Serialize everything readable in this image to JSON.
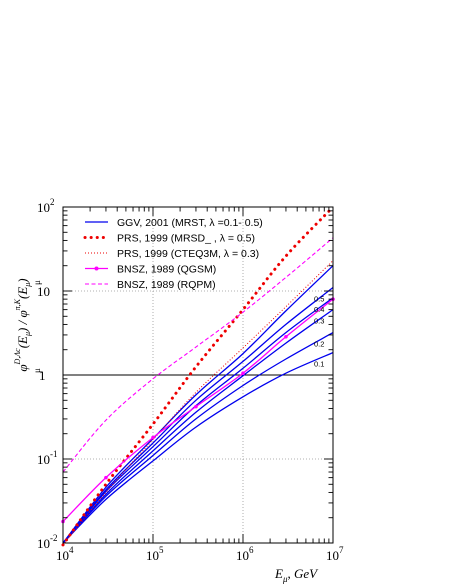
{
  "chart_data": {
    "type": "line",
    "x_scale": "log",
    "y_scale": "log",
    "xlim": [
      10000,
      10000000
    ],
    "ylim": [
      0.01,
      100
    ],
    "xlabel": "E_μ ,  GeV",
    "ylabel": "φ_μ^{D,Λc}(E_μ) / φ_μ^{π,K}(E_μ)",
    "grid": true,
    "x_ticks": [
      {
        "value": 10000,
        "base": "10",
        "exp": "4"
      },
      {
        "value": 100000,
        "base": "10",
        "exp": "5"
      },
      {
        "value": 1000000,
        "base": "10",
        "exp": "6"
      },
      {
        "value": 10000000,
        "base": "10",
        "exp": "7"
      }
    ],
    "y_ticks": [
      {
        "value": 0.01,
        "base": "10",
        "exp": "-2"
      },
      {
        "value": 0.1,
        "base": "10",
        "exp": "-1"
      },
      {
        "value": 1,
        "base": "1",
        "exp": ""
      },
      {
        "value": 10,
        "base": "10",
        "exp": ""
      },
      {
        "value": 100,
        "base": "10",
        "exp": "2"
      }
    ],
    "reference_line": {
      "y": 1
    },
    "legend_position": "top-left",
    "series": [
      {
        "name": "GGV, 2001 (MRST,   λ =0.1- 0.5)",
        "color": "#0000ee",
        "style": "solid",
        "legend_style": "solid",
        "curves": [
          {
            "label": "0.1",
            "x": [
              10000,
              30000,
              100000,
              300000,
              1000000,
              3000000,
              10000000
            ],
            "y": [
              0.01,
              0.033,
              0.095,
              0.24,
              0.55,
              1.05,
              1.85
            ]
          },
          {
            "label": "0.2",
            "x": [
              10000,
              30000,
              100000,
              300000,
              1000000,
              3000000,
              10000000
            ],
            "y": [
              0.01,
              0.036,
              0.11,
              0.3,
              0.75,
              1.55,
              3.2
            ]
          },
          {
            "label": "0.3",
            "x": [
              10000,
              30000,
              100000,
              300000,
              1000000,
              3000000,
              10000000
            ],
            "y": [
              0.01,
              0.038,
              0.125,
              0.36,
              0.98,
              2.4,
              6.0
            ]
          },
          {
            "label": "0.4",
            "x": [
              10000,
              30000,
              100000,
              300000,
              1000000,
              3000000,
              10000000
            ],
            "y": [
              0.01,
              0.041,
              0.14,
              0.43,
              1.2,
              3.2,
              8.3
            ]
          },
          {
            "label": "0.5",
            "x": [
              10000,
              30000,
              100000,
              300000,
              1000000,
              3000000,
              10000000
            ],
            "y": [
              0.01,
              0.043,
              0.155,
              0.5,
              1.45,
              4.0,
              11.0
            ]
          },
          {
            "label": "",
            "x": [
              10000,
              30000,
              100000,
              300000,
              1000000,
              3000000,
              10000000
            ],
            "y": [
              0.01,
              0.046,
              0.175,
              0.58,
              1.8,
              5.8,
              20.0
            ]
          }
        ]
      },
      {
        "name": "PRS, 1999 (MRSD_ ,  λ = 0.5)",
        "color": "#ee0000",
        "style": "bold-dotted",
        "legend_style": "bold-dotted",
        "curves": [
          {
            "label": "",
            "x": [
              10000,
              30000,
              100000,
              300000,
              1000000,
              3000000,
              10000000
            ],
            "y": [
              0.0095,
              0.05,
              0.26,
              1.25,
              6.0,
              26.0,
              100.0
            ]
          }
        ]
      },
      {
        "name": "PRS, 1999 (CTEQ3M,   λ = 0.3)",
        "color": "#ee0000",
        "style": "fine-dotted",
        "legend_style": "fine-dotted",
        "curves": [
          {
            "label": "",
            "x": [
              10000,
              30000,
              100000,
              300000,
              1000000,
              3000000,
              10000000
            ],
            "y": [
              0.0095,
              0.04,
              0.17,
              0.62,
              2.1,
              6.5,
              23.0
            ]
          }
        ]
      },
      {
        "name": "BNSZ, 1989 (QGSM)",
        "color": "#ff00ff",
        "style": "solid",
        "legend_style": "solid-dot",
        "curves": [
          {
            "label": "",
            "x": [
              10000,
              30000,
              100000,
              300000,
              1000000,
              3000000,
              10000000
            ],
            "y": [
              0.018,
              0.06,
              0.18,
              0.42,
              1.05,
              2.85,
              8.0
            ]
          }
        ]
      },
      {
        "name": "BNSZ, 1989 (RQPM)",
        "color": "#ff00ff",
        "style": "dashed",
        "legend_style": "dashed",
        "curves": [
          {
            "label": "",
            "x": [
              10000,
              30000,
              100000,
              300000,
              1000000,
              3000000,
              10000000
            ],
            "y": [
              0.07,
              0.29,
              0.9,
              2.15,
              5.6,
              14.5,
              43.0
            ]
          }
        ]
      }
    ]
  }
}
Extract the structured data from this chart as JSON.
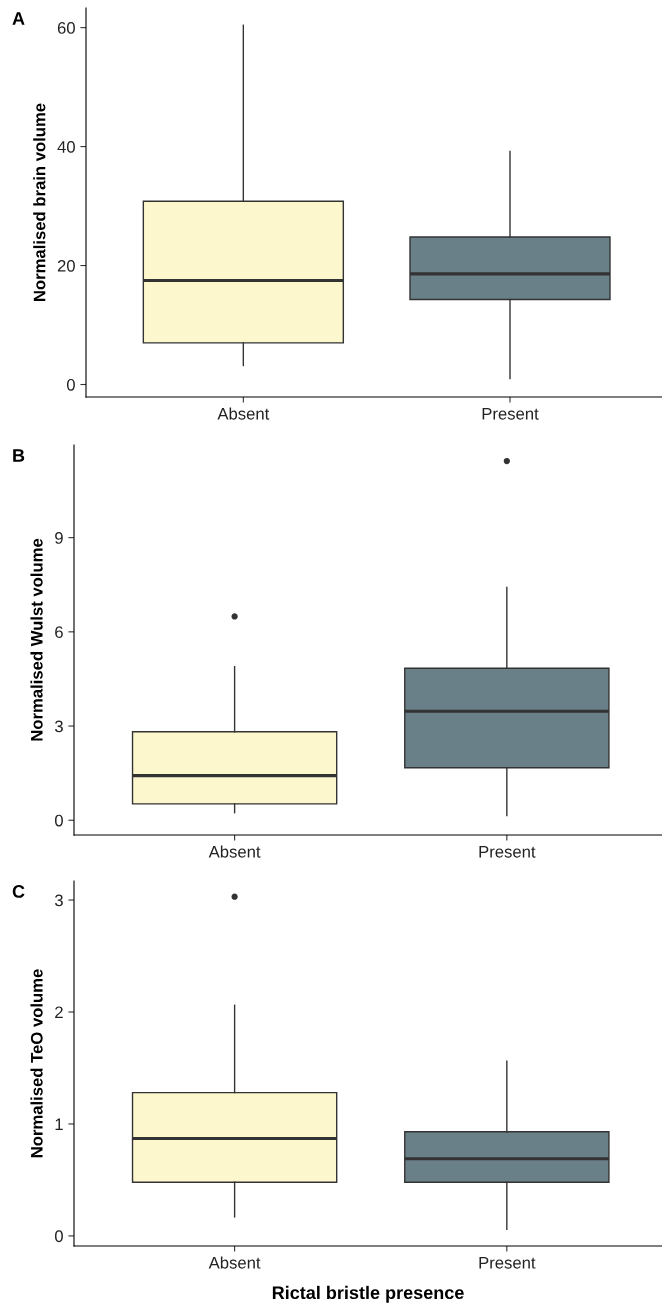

________________________________________

*WHAT IS ASKED*
Copy every line of the data word for word, omitting the images.

*SOLUTION*
Serialize everything readable in this image to JSON.
{
  "chart_data": {
    "type": "line",
    "x_scale": "log",
    "y_scale": "log",
    "xlim": [
      10000,
      10000000
    ],
    "ylim": [
      0.01,
      100
    ],
    "xlabel": "E_μ ,  GeV",
    "ylabel": "φ_μ^{D,Λc}(E_μ) / φ_μ^{π,K}(E_μ)",
    "grid": true,
    "x_ticks": [
      {
        "value": 10000,
        "base": "10",
        "exp": "4"
      },
      {
        "value": 100000,
        "base": "10",
        "exp": "5"
      },
      {
        "value": 1000000,
        "base": "10",
        "exp": "6"
      },
      {
        "value": 10000000,
        "base": "10",
        "exp": "7"
      }
    ],
    "y_ticks": [
      {
        "value": 0.01,
        "base": "10",
        "exp": "-2"
      },
      {
        "value": 0.1,
        "base": "10",
        "exp": "-1"
      },
      {
        "value": 1,
        "base": "1",
        "exp": ""
      },
      {
        "value": 10,
        "base": "10",
        "exp": ""
      },
      {
        "value": 100,
        "base": "10",
        "exp": "2"
      }
    ],
    "reference_line": {
      "y": 1
    },
    "legend_position": "top-left",
    "series": [
      {
        "name": "GGV, 2001 (MRST,   λ =0.1- 0.5)",
        "color": "#0000ee",
        "style": "solid",
        "legend_style": "solid",
        "curves": [
          {
            "label": "0.1",
            "x": [
              10000,
              30000,
              100000,
              300000,
              1000000,
              3000000,
              10000000
            ],
            "y": [
              0.01,
              0.033,
              0.095,
              0.24,
              0.55,
              1.05,
              1.85
            ]
          },
          {
            "label": "0.2",
            "x": [
              10000,
              30000,
              100000,
              300000,
              1000000,
              3000000,
              10000000
            ],
            "y": [
              0.01,
              0.036,
              0.11,
              0.3,
              0.75,
              1.55,
              3.2
            ]
          },
          {
            "label": "0.3",
            "x": [
              10000,
              30000,
              100000,
              300000,
              1000000,
              3000000,
              10000000
            ],
            "y": [
              0.01,
              0.038,
              0.125,
              0.36,
              0.98,
              2.4,
              6.0
            ]
          },
          {
            "label": "0.4",
            "x": [
              10000,
              30000,
              100000,
              300000,
              1000000,
              3000000,
              10000000
            ],
            "y": [
              0.01,
              0.041,
              0.14,
              0.43,
              1.2,
              3.2,
              8.3
            ]
          },
          {
            "label": "0.5",
            "x": [
              10000,
              30000,
              100000,
              300000,
              1000000,
              3000000,
              10000000
            ],
            "y": [
              0.01,
              0.043,
              0.155,
              0.5,
              1.45,
              4.0,
              11.0
            ]
          },
          {
            "label": "",
            "x": [
              10000,
              30000,
              100000,
              300000,
              1000000,
              3000000,
              10000000
            ],
            "y": [
              0.01,
              0.046,
              0.175,
              0.58,
              1.8,
              5.8,
              20.0
            ]
          }
        ]
      },
      {
        "name": "PRS, 1999 (MRSD_ ,  λ = 0.5)",
        "color": "#ee0000",
        "style": "bold-dotted",
        "legend_style": "bold-dotted",
        "curves": [
          {
            "label": "",
            "x": [
              10000,
              30000,
              100000,
              300000,
              1000000,
              3000000,
              10000000
            ],
            "y": [
              0.0095,
              0.05,
              0.26,
              1.25,
              6.0,
              26.0,
              100.0
            ]
          }
        ]
      },
      {
        "name": "PRS, 1999 (CTEQ3M,   λ = 0.3)",
        "color": "#ee0000",
        "style": "fine-dotted",
        "legend_style": "fine-dotted",
        "curves": [
          {
            "label": "",
            "x": [
              10000,
              30000,
              100000,
              300000,
              1000000,
              3000000,
              10000000
            ],
            "y": [
              0.0095,
              0.04,
              0.17,
              0.62,
              2.1,
              6.5,
              23.0
            ]
          }
        ]
      },
      {
        "name": "BNSZ, 1989 (QGSM)",
        "color": "#ff00ff",
        "style": "solid",
        "legend_style": "solid-dot",
        "curves": [
          {
            "label": "",
            "x": [
              10000,
              30000,
              100000,
              300000,
              1000000,
              3000000,
              10000000
            ],
            "y": [
              0.018,
              0.06,
              0.18,
              0.42,
              1.05,
              2.85,
              8.0
            ]
          }
        ]
      },
      {
        "name": "BNSZ, 1989 (RQPM)",
        "color": "#ff00ff",
        "style": "dashed",
        "legend_style": "dashed",
        "curves": [
          {
            "label": "",
            "x": [
              10000,
              30000,
              100000,
              300000,
              1000000,
              3000000,
              10000000
            ],
            "y": [
              0.07,
              0.29,
              0.9,
              2.15,
              5.6,
              14.5,
              43.0
            ]
          }
        ]
      }
    ]
  }
}
Extract the structured data from this chart as JSON.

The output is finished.